*Task statement*
Look through the material below. Copy each line that contains the string "JSON".

[Dataset records on visual material]

-- -- --

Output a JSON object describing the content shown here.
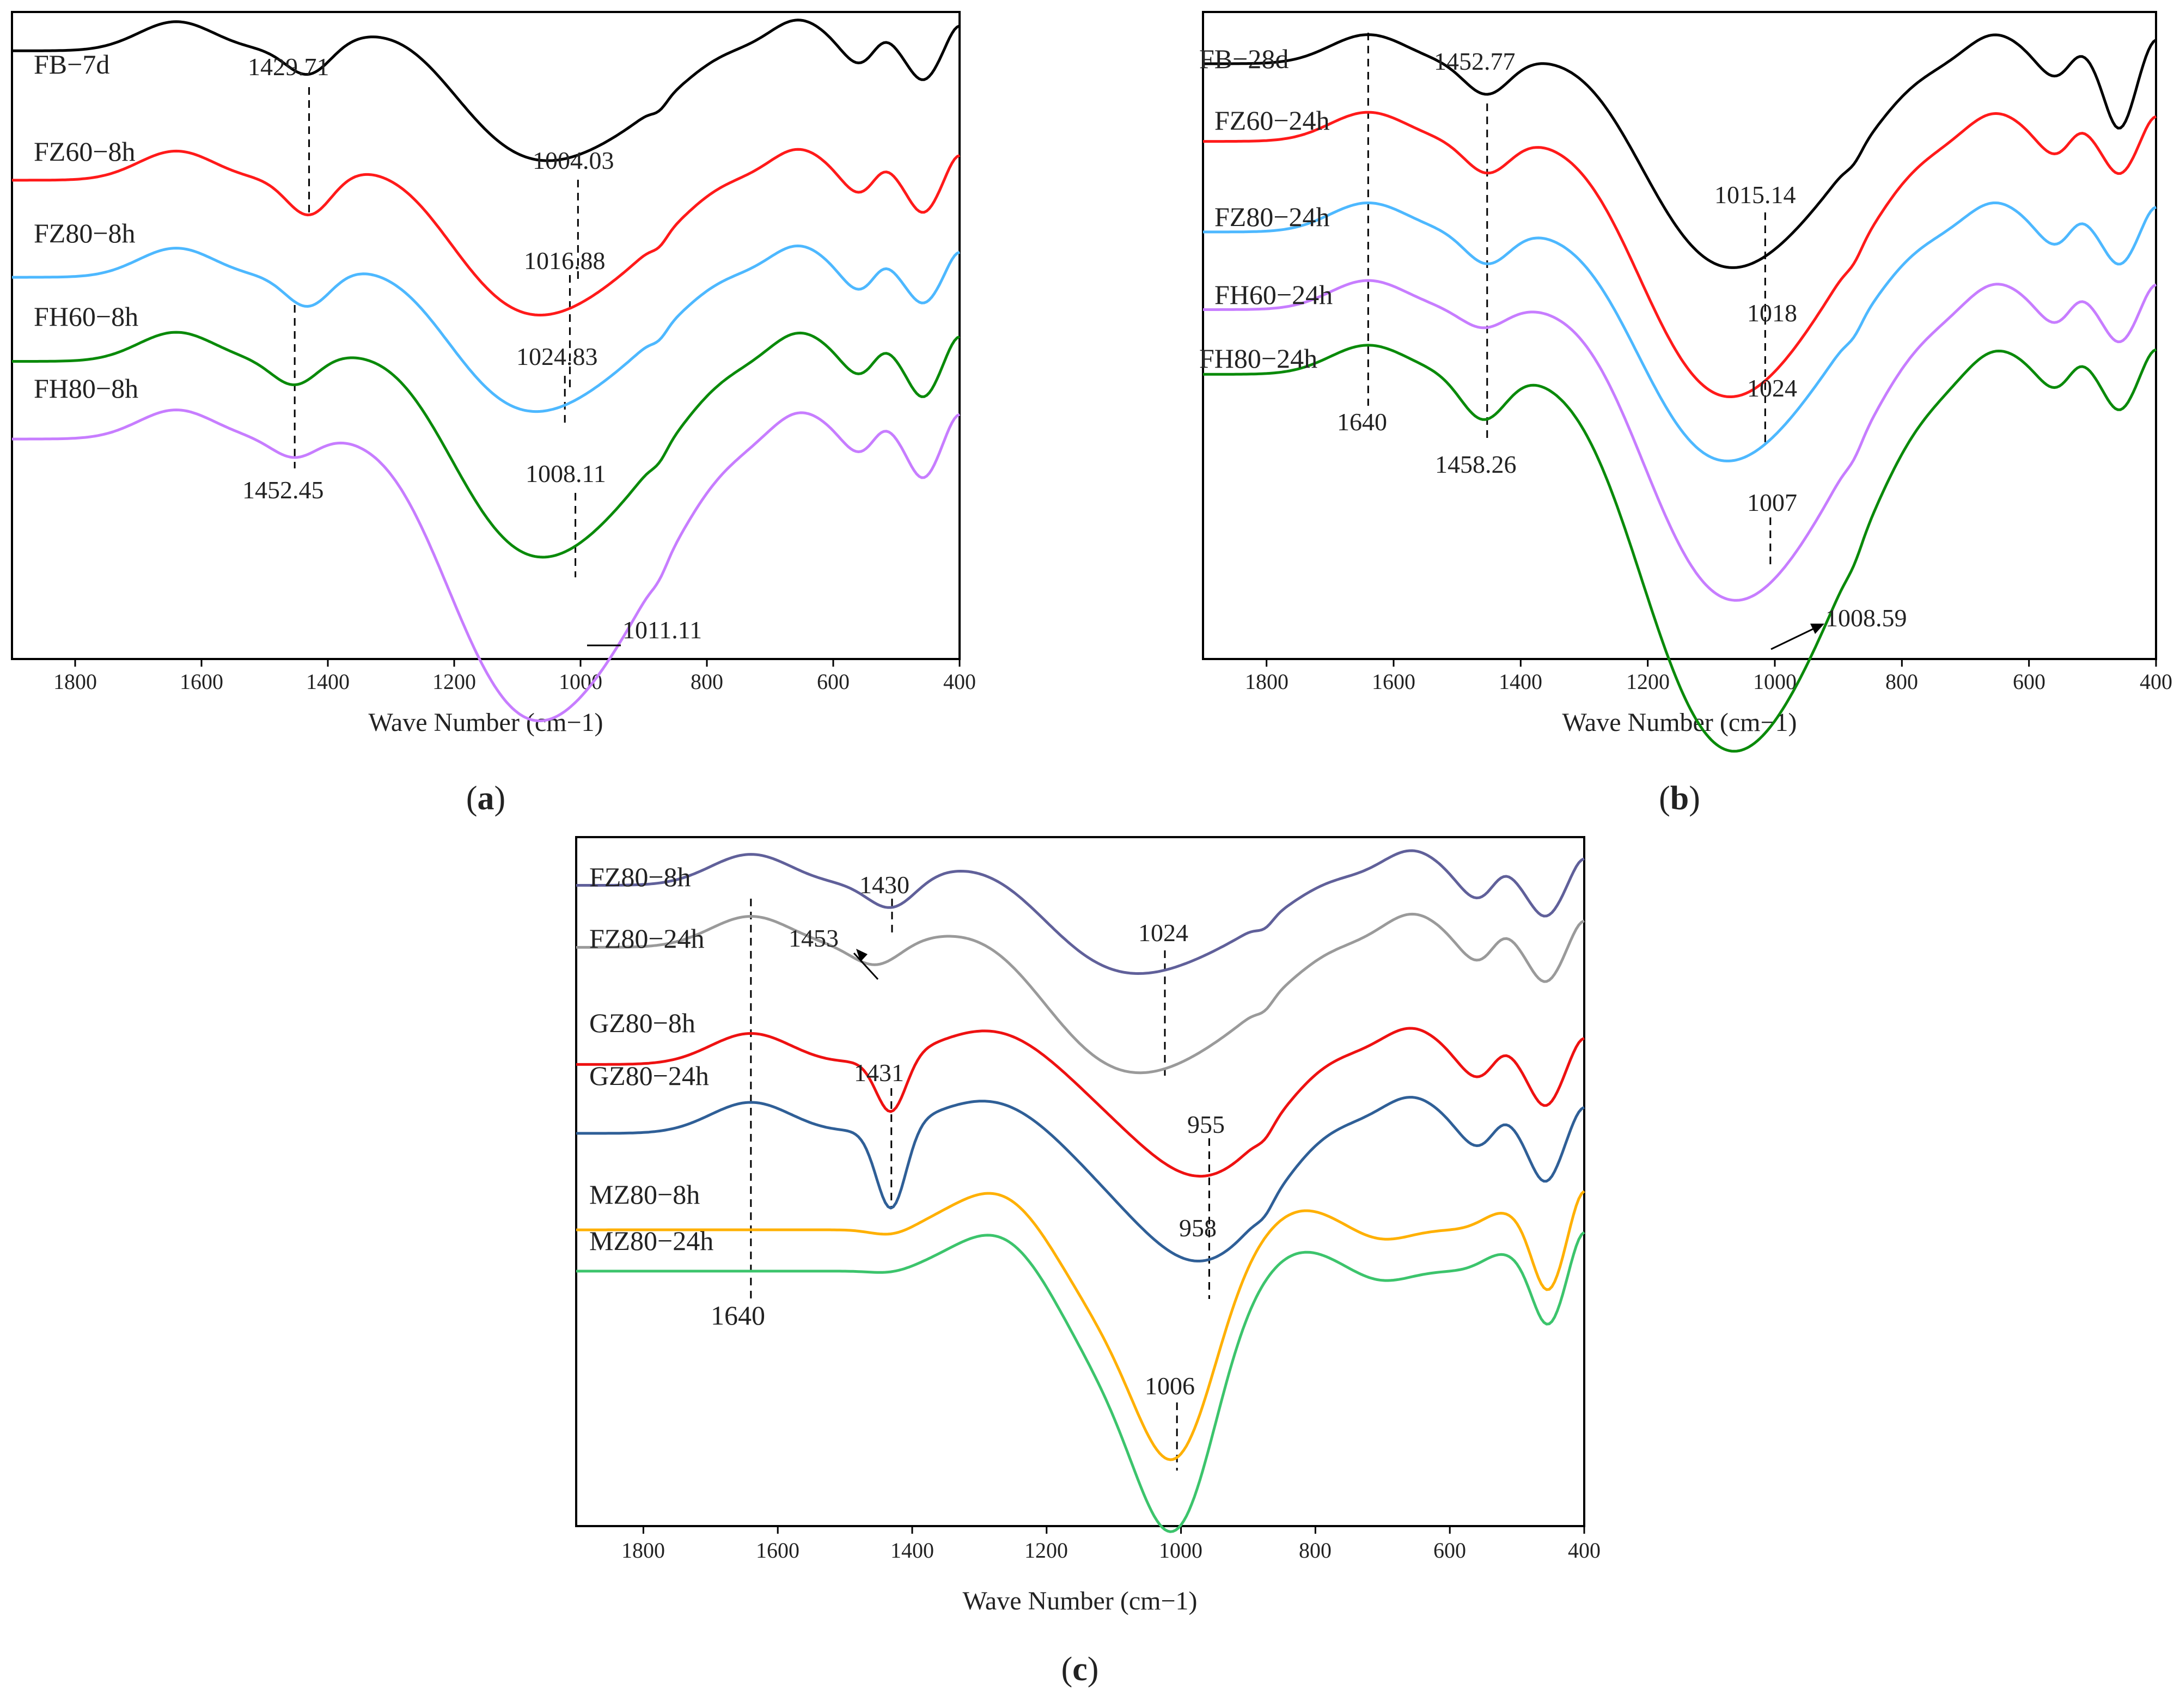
{
  "colors": {
    "black": "#000000",
    "red": "#ff1a1a",
    "lightblue": "#4db8ff",
    "green": "#0a8a0a",
    "purple": "#c77dff",
    "slate": "#60609a",
    "gray": "#9a9a9a",
    "red2": "#ee1111",
    "navy": "#2f5f97",
    "orange": "#ffb000",
    "mint": "#3cc46c"
  },
  "chart_data": [
    {
      "type": "line",
      "panel": "(a)",
      "xlabel": "Wave Number (cm−1)",
      "xlim": [
        1900,
        400
      ],
      "x_ticks": [
        "1800",
        "1600",
        "1400",
        "1200",
        "1000",
        "800",
        "600",
        "400"
      ],
      "series": [
        {
          "name": "FB−7d",
          "color": "black",
          "shape": "standard",
          "params": {
            "o": 0.06,
            "a": 0.06,
            "c1": 1429.71,
            "d1": 0.045,
            "c2": 1004.03,
            "d2": 0.13,
            "e": 0.045
          }
        },
        {
          "name": "FZ60−8h",
          "color": "red",
          "shape": "standard",
          "params": {
            "o": 0.26,
            "a": 0.05,
            "c1": 1429,
            "d1": 0.06,
            "c2": 1016.88,
            "d2": 0.16,
            "e": 0.05
          }
        },
        {
          "name": "FZ80−8h",
          "color": "lightblue",
          "shape": "standard",
          "params": {
            "o": 0.41,
            "a": 0.04,
            "c1": 1431,
            "d1": 0.05,
            "c2": 1024.83,
            "d2": 0.16,
            "e": 0.04
          }
        },
        {
          "name": "FH60−8h",
          "color": "green",
          "shape": "standard",
          "params": {
            "o": 0.54,
            "a": 0.05,
            "c1": 1452,
            "d1": 0.04,
            "c2": 1008.11,
            "d2": 0.23,
            "e": 0.055
          }
        },
        {
          "name": "FH80−8h",
          "color": "purple",
          "shape": "standard",
          "params": {
            "o": 0.66,
            "a": 0.05,
            "c1": 1452.45,
            "d1": 0.03,
            "c2": 1011.11,
            "d2": 0.33,
            "e": 0.06
          }
        }
      ],
      "annotations": [
        "1429.71",
        "1004.03",
        "1016.88",
        "1024.83",
        "1452.45",
        "1008.11",
        "1011.11"
      ]
    },
    {
      "type": "line",
      "panel": "(b)",
      "xlabel": "Wave Number (cm−1)",
      "xlim": [
        1900,
        400
      ],
      "x_ticks": [
        "1800",
        "1600",
        "1400",
        "1200",
        "1000",
        "800",
        "600",
        "400"
      ],
      "series": [
        {
          "name": "FB−28d",
          "color": "black",
          "shape": "standard",
          "params": {
            "o": 0.08,
            "a": 0.05,
            "c1": 1452.77,
            "d1": 0.05,
            "c2": 1015.14,
            "d2": 0.24,
            "e": 0.1
          }
        },
        {
          "name": "FZ60−24h",
          "color": "red",
          "shape": "standard",
          "params": {
            "o": 0.2,
            "a": 0.04,
            "c1": 1452,
            "d1": 0.05,
            "c2": 1018,
            "d2": 0.3,
            "e": 0.05
          }
        },
        {
          "name": "FZ80−24h",
          "color": "lightblue",
          "shape": "standard",
          "params": {
            "o": 0.34,
            "a": 0.04,
            "c1": 1452,
            "d1": 0.05,
            "c2": 1024,
            "d2": 0.27,
            "e": 0.05
          }
        },
        {
          "name": "FH60−24h",
          "color": "purple",
          "shape": "standard",
          "params": {
            "o": 0.46,
            "a": 0.04,
            "c1": 1458,
            "d1": 0.03,
            "c2": 1007,
            "d2": 0.34,
            "e": 0.05
          }
        },
        {
          "name": "FH80−24h",
          "color": "green",
          "shape": "standard",
          "params": {
            "o": 0.56,
            "a": 0.04,
            "c1": 1458.26,
            "d1": 0.07,
            "c2": 1008.59,
            "d2": 0.44,
            "e": 0.055
          }
        }
      ],
      "annotations": [
        "1452.77",
        "1015.14",
        "1018",
        "1024",
        "1640",
        "1458.26",
        "1007",
        "1008.59"
      ]
    },
    {
      "type": "line",
      "panel": "(c)",
      "xlabel": "Wave Number (cm−1)",
      "xlim": [
        1900,
        400
      ],
      "x_ticks": [
        "1800",
        "1600",
        "1400",
        "1200",
        "1000",
        "800",
        "600",
        "400"
      ],
      "series": [
        {
          "name": "FZ80−8h",
          "color": "slate",
          "shape": "standard",
          "params": {
            "o": 0.07,
            "a": 0.04,
            "c1": 1430,
            "d1": 0.04,
            "c2": 1024,
            "d2": 0.1,
            "e": 0.045
          }
        },
        {
          "name": "FZ80−24h",
          "color": "gray",
          "shape": "standard",
          "params": {
            "o": 0.16,
            "a": 0.035,
            "c1": 1453,
            "d1": 0.03,
            "c2": 1015,
            "d2": 0.14,
            "e": 0.05
          }
        },
        {
          "name": "GZ80−8h",
          "color": "red2",
          "shape": "steep",
          "params": {
            "o": 0.33,
            "a": 0.03,
            "c1": 1431,
            "d1": 0.08,
            "c2": 955,
            "d2": 0.14,
            "e": 0.06
          }
        },
        {
          "name": "GZ80−24h",
          "color": "navy",
          "shape": "steep",
          "params": {
            "o": 0.43,
            "a": 0.04,
            "c1": 1431,
            "d1": 0.12,
            "c2": 958,
            "d2": 0.16,
            "e": 0.07
          }
        },
        {
          "name": "MZ80−8h",
          "color": "orange",
          "shape": "moroccan",
          "params": {
            "o": 0.57,
            "a": 0.02,
            "c1": 1430,
            "d1": 0.01,
            "c2": 1006,
            "d2": 0.3,
            "e": 0.09
          }
        },
        {
          "name": "MZ80−24h",
          "color": "mint",
          "shape": "moroccan",
          "params": {
            "o": 0.63,
            "a": 0.01,
            "c1": 1430,
            "d1": 0.005,
            "c2": 1006,
            "d2": 0.34,
            "e": 0.08
          }
        }
      ],
      "annotations": [
        "1430",
        "1453",
        "1024",
        "1431",
        "955",
        "958",
        "1006",
        "1640"
      ]
    }
  ],
  "panel_labels": [
    "(a)",
    "(b)",
    "(c)"
  ],
  "panel_label_parts": {
    "a": {
      "open": "(",
      "letter": "a",
      "close": ")"
    },
    "b": {
      "open": "(",
      "letter": "b",
      "close": ")"
    },
    "c": {
      "open": "(",
      "letter": "c",
      "close": ")"
    }
  }
}
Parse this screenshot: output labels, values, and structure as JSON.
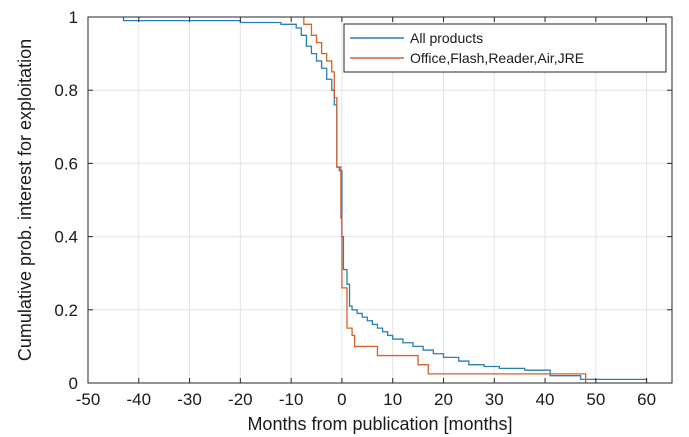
{
  "chart_data": {
    "type": "line",
    "title": "",
    "xlabel": "Months from publication [months]",
    "ylabel": "Cumulative prob. interest for exploitation",
    "xlim": [
      -50,
      65
    ],
    "ylim": [
      0,
      1
    ],
    "xticks": [
      -50,
      -40,
      -30,
      -20,
      -10,
      0,
      10,
      20,
      30,
      40,
      50,
      60
    ],
    "yticks": [
      0,
      0.2,
      0.4,
      0.6,
      0.8,
      1
    ],
    "xtick_labels": [
      "-50",
      "-40",
      "-30",
      "-20",
      "-10",
      "0",
      "10",
      "20",
      "30",
      "40",
      "50",
      "60"
    ],
    "ytick_labels": [
      "0",
      "0.2",
      "0.4",
      "0.6",
      "0.8",
      "1"
    ],
    "grid": true,
    "legend_position": "top-right",
    "series": [
      {
        "name": "All products",
        "color": "#2a7fb5",
        "step": true,
        "points": [
          [
            -43,
            1.0
          ],
          [
            -43,
            0.99
          ],
          [
            -20,
            0.99
          ],
          [
            -20,
            0.985
          ],
          [
            -12,
            0.985
          ],
          [
            -12,
            0.98
          ],
          [
            -9,
            0.98
          ],
          [
            -9,
            0.97
          ],
          [
            -8,
            0.97
          ],
          [
            -8,
            0.95
          ],
          [
            -7,
            0.95
          ],
          [
            -7,
            0.92
          ],
          [
            -6,
            0.92
          ],
          [
            -6,
            0.9
          ],
          [
            -5,
            0.9
          ],
          [
            -5,
            0.88
          ],
          [
            -4,
            0.88
          ],
          [
            -4,
            0.86
          ],
          [
            -3,
            0.86
          ],
          [
            -3,
            0.83
          ],
          [
            -2,
            0.83
          ],
          [
            -2,
            0.8
          ],
          [
            -1.5,
            0.8
          ],
          [
            -1.5,
            0.76
          ],
          [
            -1,
            0.76
          ],
          [
            -1,
            0.59
          ],
          [
            -0.5,
            0.59
          ],
          [
            -0.5,
            0.58
          ],
          [
            0,
            0.58
          ],
          [
            0,
            0.4
          ],
          [
            0.3,
            0.4
          ],
          [
            0.3,
            0.31
          ],
          [
            1,
            0.31
          ],
          [
            1,
            0.27
          ],
          [
            1.5,
            0.27
          ],
          [
            1.5,
            0.21
          ],
          [
            2,
            0.21
          ],
          [
            2,
            0.2
          ],
          [
            3,
            0.2
          ],
          [
            3,
            0.19
          ],
          [
            4,
            0.19
          ],
          [
            4,
            0.18
          ],
          [
            5,
            0.18
          ],
          [
            5,
            0.17
          ],
          [
            6,
            0.17
          ],
          [
            6,
            0.16
          ],
          [
            7,
            0.16
          ],
          [
            7,
            0.15
          ],
          [
            8,
            0.15
          ],
          [
            8,
            0.14
          ],
          [
            9,
            0.14
          ],
          [
            9,
            0.13
          ],
          [
            10,
            0.13
          ],
          [
            10,
            0.12
          ],
          [
            12,
            0.12
          ],
          [
            12,
            0.11
          ],
          [
            14,
            0.11
          ],
          [
            14,
            0.1
          ],
          [
            16,
            0.1
          ],
          [
            16,
            0.09
          ],
          [
            18,
            0.09
          ],
          [
            18,
            0.08
          ],
          [
            20,
            0.08
          ],
          [
            20,
            0.07
          ],
          [
            23,
            0.07
          ],
          [
            23,
            0.06
          ],
          [
            25,
            0.06
          ],
          [
            25,
            0.05
          ],
          [
            28,
            0.05
          ],
          [
            28,
            0.045
          ],
          [
            31,
            0.045
          ],
          [
            31,
            0.04
          ],
          [
            36,
            0.04
          ],
          [
            36,
            0.035
          ],
          [
            41,
            0.035
          ],
          [
            41,
            0.02
          ],
          [
            47,
            0.02
          ],
          [
            47,
            0.01
          ],
          [
            60,
            0.01
          ],
          [
            60,
            0.008
          ]
        ]
      },
      {
        "name": "Office,Flash,Reader,Air,JRE",
        "color": "#d4622a",
        "step": true,
        "points": [
          [
            -7.5,
            1.0
          ],
          [
            -7.5,
            0.98
          ],
          [
            -6,
            0.98
          ],
          [
            -6,
            0.95
          ],
          [
            -5,
            0.95
          ],
          [
            -5,
            0.93
          ],
          [
            -4,
            0.93
          ],
          [
            -4,
            0.9
          ],
          [
            -3,
            0.9
          ],
          [
            -3,
            0.88
          ],
          [
            -2,
            0.88
          ],
          [
            -2,
            0.85
          ],
          [
            -1.5,
            0.85
          ],
          [
            -1.5,
            0.78
          ],
          [
            -1,
            0.78
          ],
          [
            -1,
            0.59
          ],
          [
            -0.2,
            0.59
          ],
          [
            -0.2,
            0.45
          ],
          [
            0,
            0.45
          ],
          [
            0,
            0.26
          ],
          [
            1,
            0.26
          ],
          [
            1,
            0.15
          ],
          [
            2,
            0.15
          ],
          [
            2,
            0.13
          ],
          [
            2.5,
            0.13
          ],
          [
            2.5,
            0.1
          ],
          [
            7,
            0.1
          ],
          [
            7,
            0.075
          ],
          [
            15,
            0.075
          ],
          [
            15,
            0.05
          ],
          [
            17,
            0.05
          ],
          [
            17,
            0.025
          ],
          [
            48,
            0.025
          ],
          [
            48,
            0.0
          ]
        ]
      }
    ]
  }
}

-- -- --

*Response for this exercise*
Output a JSON object describing the content shown here.
Parse this screenshot: output labels, values, and structure as JSON.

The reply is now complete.